Rows from a dataset
┄┄┄┄┄┄
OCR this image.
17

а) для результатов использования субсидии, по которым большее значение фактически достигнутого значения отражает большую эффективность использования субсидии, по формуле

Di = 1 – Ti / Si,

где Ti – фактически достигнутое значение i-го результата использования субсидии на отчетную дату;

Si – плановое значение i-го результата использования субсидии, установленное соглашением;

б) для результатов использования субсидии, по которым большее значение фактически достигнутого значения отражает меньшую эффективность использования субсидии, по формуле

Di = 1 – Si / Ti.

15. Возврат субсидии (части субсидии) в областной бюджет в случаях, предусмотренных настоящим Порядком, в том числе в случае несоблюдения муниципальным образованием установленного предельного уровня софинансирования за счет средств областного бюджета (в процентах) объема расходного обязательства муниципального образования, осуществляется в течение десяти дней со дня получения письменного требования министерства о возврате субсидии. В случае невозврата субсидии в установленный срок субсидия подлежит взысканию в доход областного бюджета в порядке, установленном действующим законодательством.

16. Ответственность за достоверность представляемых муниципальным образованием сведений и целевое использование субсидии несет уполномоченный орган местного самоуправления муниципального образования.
┄┄┄┄┄┄
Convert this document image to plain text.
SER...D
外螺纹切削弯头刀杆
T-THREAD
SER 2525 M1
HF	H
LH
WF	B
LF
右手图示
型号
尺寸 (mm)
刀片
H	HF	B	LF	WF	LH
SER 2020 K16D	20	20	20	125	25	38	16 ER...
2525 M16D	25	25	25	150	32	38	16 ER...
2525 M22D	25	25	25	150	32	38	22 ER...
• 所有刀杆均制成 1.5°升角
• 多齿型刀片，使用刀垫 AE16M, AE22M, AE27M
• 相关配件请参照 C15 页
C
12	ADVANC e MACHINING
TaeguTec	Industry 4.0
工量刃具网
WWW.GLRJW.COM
┄┄┄┄┄┄
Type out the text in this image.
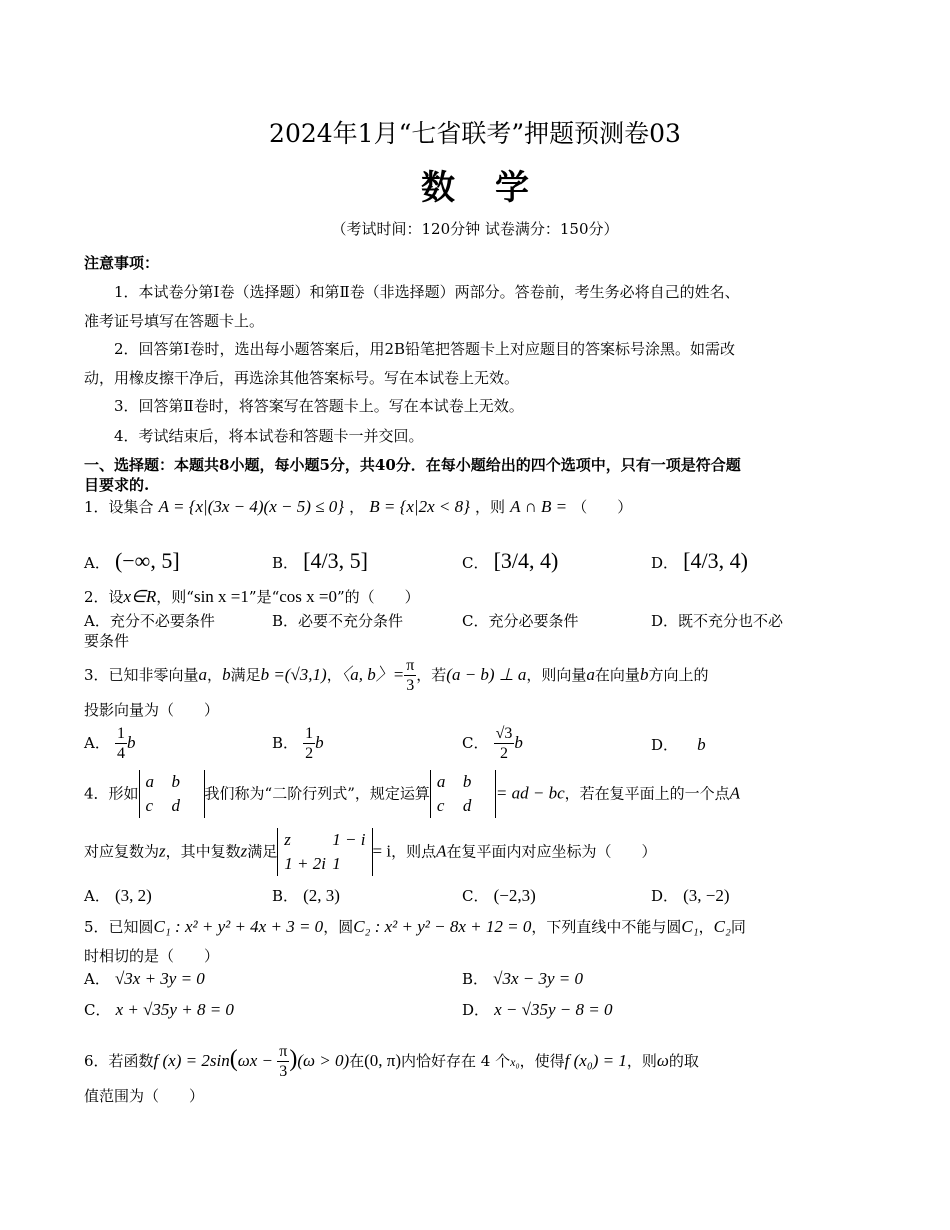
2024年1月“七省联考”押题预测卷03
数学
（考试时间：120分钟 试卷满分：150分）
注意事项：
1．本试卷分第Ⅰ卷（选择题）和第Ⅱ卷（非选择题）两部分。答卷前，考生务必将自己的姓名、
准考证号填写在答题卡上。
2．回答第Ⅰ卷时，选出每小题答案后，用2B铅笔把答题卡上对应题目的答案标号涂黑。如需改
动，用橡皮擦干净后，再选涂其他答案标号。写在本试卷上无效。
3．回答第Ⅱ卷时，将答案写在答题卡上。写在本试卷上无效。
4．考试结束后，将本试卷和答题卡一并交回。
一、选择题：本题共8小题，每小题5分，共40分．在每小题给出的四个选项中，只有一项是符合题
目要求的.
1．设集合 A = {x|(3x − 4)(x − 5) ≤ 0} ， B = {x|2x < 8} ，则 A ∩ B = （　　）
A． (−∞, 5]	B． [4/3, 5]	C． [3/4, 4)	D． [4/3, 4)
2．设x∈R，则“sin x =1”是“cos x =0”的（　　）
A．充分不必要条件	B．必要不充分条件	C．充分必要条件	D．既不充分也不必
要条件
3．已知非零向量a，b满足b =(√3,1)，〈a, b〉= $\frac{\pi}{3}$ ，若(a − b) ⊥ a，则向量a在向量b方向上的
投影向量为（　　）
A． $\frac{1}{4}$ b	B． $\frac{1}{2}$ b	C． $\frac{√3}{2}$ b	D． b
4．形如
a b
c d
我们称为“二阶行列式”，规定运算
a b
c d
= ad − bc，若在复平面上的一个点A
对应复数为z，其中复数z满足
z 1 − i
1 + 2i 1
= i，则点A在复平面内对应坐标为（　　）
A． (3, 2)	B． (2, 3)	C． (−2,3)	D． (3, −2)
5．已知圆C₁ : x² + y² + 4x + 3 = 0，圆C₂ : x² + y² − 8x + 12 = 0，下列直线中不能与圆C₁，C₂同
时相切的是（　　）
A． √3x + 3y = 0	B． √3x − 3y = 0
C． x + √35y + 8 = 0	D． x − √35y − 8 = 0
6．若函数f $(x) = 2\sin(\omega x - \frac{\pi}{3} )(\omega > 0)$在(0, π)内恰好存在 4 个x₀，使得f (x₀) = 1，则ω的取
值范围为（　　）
┄┄┄┄┄┄
● **Stated exercise**
In the entries above, count each line with "достигнутого"; reply with the total only.

● **Solution for this exercise**
2